» Challenge
Transcribe all the records with complete accuracy.
-- BEGIN Material --
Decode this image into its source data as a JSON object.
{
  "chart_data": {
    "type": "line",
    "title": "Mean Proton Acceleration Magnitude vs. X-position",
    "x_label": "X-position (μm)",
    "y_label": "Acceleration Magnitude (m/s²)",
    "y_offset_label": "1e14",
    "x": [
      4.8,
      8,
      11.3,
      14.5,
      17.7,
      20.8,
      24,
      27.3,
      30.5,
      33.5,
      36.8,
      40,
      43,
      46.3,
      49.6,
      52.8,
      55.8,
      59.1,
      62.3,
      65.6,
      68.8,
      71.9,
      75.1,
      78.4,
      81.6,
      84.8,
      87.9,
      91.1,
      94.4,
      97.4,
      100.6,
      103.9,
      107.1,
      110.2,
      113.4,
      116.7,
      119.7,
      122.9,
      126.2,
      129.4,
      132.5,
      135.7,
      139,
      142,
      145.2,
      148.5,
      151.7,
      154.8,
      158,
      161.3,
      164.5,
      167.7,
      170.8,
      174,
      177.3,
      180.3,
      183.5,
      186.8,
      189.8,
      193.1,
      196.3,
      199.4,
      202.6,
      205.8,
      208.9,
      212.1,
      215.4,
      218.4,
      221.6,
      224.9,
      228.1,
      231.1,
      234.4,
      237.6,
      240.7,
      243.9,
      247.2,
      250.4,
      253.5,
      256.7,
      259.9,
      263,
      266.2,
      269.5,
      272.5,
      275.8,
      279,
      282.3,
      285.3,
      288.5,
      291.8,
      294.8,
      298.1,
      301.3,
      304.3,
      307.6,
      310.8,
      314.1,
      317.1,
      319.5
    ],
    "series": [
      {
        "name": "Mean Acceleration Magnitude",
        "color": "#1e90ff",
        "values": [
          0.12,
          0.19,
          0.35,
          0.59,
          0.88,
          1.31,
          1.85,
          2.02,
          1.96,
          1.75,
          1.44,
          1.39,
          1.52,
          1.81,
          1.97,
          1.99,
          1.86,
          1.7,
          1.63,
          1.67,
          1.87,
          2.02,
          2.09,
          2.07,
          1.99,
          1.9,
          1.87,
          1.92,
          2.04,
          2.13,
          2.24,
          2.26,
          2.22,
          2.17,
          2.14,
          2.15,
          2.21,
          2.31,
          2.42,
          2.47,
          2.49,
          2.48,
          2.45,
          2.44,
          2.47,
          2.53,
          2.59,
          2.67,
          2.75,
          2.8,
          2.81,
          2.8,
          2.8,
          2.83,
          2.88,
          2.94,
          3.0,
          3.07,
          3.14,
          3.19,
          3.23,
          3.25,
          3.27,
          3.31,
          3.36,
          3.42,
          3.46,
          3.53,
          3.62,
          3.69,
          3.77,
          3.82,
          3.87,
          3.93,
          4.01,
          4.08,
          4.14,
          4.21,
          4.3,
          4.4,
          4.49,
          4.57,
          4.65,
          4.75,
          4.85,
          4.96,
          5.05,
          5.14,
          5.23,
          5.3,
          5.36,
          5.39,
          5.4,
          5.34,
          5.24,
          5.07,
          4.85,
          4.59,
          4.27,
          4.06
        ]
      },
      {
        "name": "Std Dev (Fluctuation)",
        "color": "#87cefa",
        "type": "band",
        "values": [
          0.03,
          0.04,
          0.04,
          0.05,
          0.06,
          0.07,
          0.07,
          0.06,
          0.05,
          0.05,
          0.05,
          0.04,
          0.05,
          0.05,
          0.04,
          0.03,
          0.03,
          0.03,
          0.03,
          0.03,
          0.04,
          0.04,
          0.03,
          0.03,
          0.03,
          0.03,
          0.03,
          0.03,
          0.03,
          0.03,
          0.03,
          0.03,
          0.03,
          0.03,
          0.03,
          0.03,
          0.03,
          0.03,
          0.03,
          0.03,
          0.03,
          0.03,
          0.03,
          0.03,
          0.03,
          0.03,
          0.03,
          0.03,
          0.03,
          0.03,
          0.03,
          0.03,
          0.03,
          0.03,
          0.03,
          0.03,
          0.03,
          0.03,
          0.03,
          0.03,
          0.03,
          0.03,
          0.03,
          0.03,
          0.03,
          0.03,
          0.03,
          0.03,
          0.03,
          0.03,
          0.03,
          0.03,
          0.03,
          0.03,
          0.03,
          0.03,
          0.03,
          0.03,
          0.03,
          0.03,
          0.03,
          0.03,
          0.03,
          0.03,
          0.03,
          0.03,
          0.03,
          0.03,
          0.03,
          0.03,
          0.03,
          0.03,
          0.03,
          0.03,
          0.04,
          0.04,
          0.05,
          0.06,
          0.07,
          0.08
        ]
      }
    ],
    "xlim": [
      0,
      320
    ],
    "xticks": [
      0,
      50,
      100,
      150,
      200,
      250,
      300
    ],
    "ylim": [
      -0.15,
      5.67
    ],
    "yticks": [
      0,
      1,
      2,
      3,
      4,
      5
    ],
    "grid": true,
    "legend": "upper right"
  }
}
-- END Material --
» Expected output
Decode this image into its source data as a JSON object.
{
  "chart_data": {
    "type": "line",
    "title": "Mean Proton Acceleration Magnitude vs. X-position",
    "x_label": "X-position (μm)",
    "y_label": "Acceleration Magnitude (m/s²)",
    "y_offset_label": "1e14",
    "x": [
      4.8,
      8,
      11.3,
      14.5,
      17.7,
      20.8,
      24,
      27.3,
      30.5,
      33.5,
      36.8,
      40,
      43,
      46.3,
      49.6,
      52.8,
      55.8,
      59.1,
      62.3,
      65.6,
      68.8,
      71.9,
      75.1,
      78.4,
      81.6,
      84.8,
      87.9,
      91.1,
      94.4,
      97.4,
      100.6,
      103.9,
      107.1,
      110.2,
      113.4,
      116.7,
      119.7,
      122.9,
      126.2,
      129.4,
      132.5,
      135.7,
      139,
      142,
      145.2,
      148.5,
      151.7,
      154.8,
      158,
      161.3,
      164.5,
      167.7,
      170.8,
      174,
      177.3,
      180.3,
      183.5,
      186.8,
      189.8,
      193.1,
      196.3,
      199.4,
      202.6,
      205.8,
      208.9,
      212.1,
      215.4,
      218.4,
      221.6,
      224.9,
      228.1,
      231.1,
      234.4,
      237.6,
      240.7,
      243.9,
      247.2,
      250.4,
      253.5,
      256.7,
      259.9,
      263,
      266.2,
      269.5,
      272.5,
      275.8,
      279,
      282.3,
      285.3,
      288.5,
      291.8,
      294.8,
      298.1,
      301.3,
      304.3,
      307.6,
      310.8,
      314.1,
      317.1,
      319.5
    ],
    "series": [
      {
        "name": "Mean Acceleration Magnitude",
        "color": "#1e90ff",
        "values": [
          0.12,
          0.19,
          0.35,
          0.59,
          0.88,
          1.31,
          1.85,
          2.02,
          1.96,
          1.75,
          1.44,
          1.39,
          1.52,
          1.81,
          1.97,
          1.99,
          1.86,
          1.7,
          1.63,
          1.67,
          1.87,
          2.02,
          2.09,
          2.07,
          1.99,
          1.9,
          1.87,
          1.92,
          2.04,
          2.13,
          2.24,
          2.26,
          2.22,
          2.17,
          2.14,
          2.15,
          2.21,
          2.31,
          2.42,
          2.47,
          2.49,
          2.48,
          2.45,
          2.44,
          2.47,
          2.53,
          2.59,
          2.67,
          2.75,
          2.8,
          2.81,
          2.8,
          2.8,
          2.83,
          2.88,
          2.94,
          3.0,
          3.07,
          3.14,
          3.19,
          3.23,
          3.25,
          3.27,
          3.31,
          3.36,
          3.42,
          3.46,
          3.53,
          3.62,
          3.69,
          3.77,
          3.82,
          3.87,
          3.93,
          4.01,
          4.08,
          4.14,
          4.21,
          4.3,
          4.4,
          4.49,
          4.57,
          4.65,
          4.75,
          4.85,
          4.96,
          5.05,
          5.14,
          5.23,
          5.3,
          5.36,
          5.39,
          5.4,
          5.34,
          5.24,
          5.07,
          4.85,
          4.59,
          4.27,
          4.06
        ]
      },
      {
        "name": "Std Dev (Fluctuation)",
        "color": "#87cefa",
        "type": "band",
        "values": [
          0.03,
          0.04,
          0.04,
          0.05,
          0.06,
          0.07,
          0.07,
          0.06,
          0.05,
          0.05,
          0.05,
          0.04,
          0.05,
          0.05,
          0.04,
          0.03,
          0.03,
          0.03,
          0.03,
          0.03,
          0.04,
          0.04,
          0.03,
          0.03,
          0.03,
          0.03,
          0.03,
          0.03,
          0.03,
          0.03,
          0.03,
          0.03,
          0.03,
          0.03,
          0.03,
          0.03,
          0.03,
          0.03,
          0.03,
          0.03,
          0.03,
          0.03,
          0.03,
          0.03,
          0.03,
          0.03,
          0.03,
          0.03,
          0.03,
          0.03,
          0.03,
          0.03,
          0.03,
          0.03,
          0.03,
          0.03,
          0.03,
          0.03,
          0.03,
          0.03,
          0.03,
          0.03,
          0.03,
          0.03,
          0.03,
          0.03,
          0.03,
          0.03,
          0.03,
          0.03,
          0.03,
          0.03,
          0.03,
          0.03,
          0.03,
          0.03,
          0.03,
          0.03,
          0.03,
          0.03,
          0.03,
          0.03,
          0.03,
          0.03,
          0.03,
          0.03,
          0.03,
          0.03,
          0.03,
          0.03,
          0.03,
          0.03,
          0.03,
          0.03,
          0.04,
          0.04,
          0.05,
          0.06,
          0.07,
          0.08
        ]
      }
    ],
    "xlim": [
      0,
      320
    ],
    "xticks": [
      0,
      50,
      100,
      150,
      200,
      250,
      300
    ],
    "ylim": [
      -0.15,
      5.67
    ],
    "yticks": [
      0,
      1,
      2,
      3,
      4,
      5
    ],
    "grid": true,
    "legend": "upper right"
  }
}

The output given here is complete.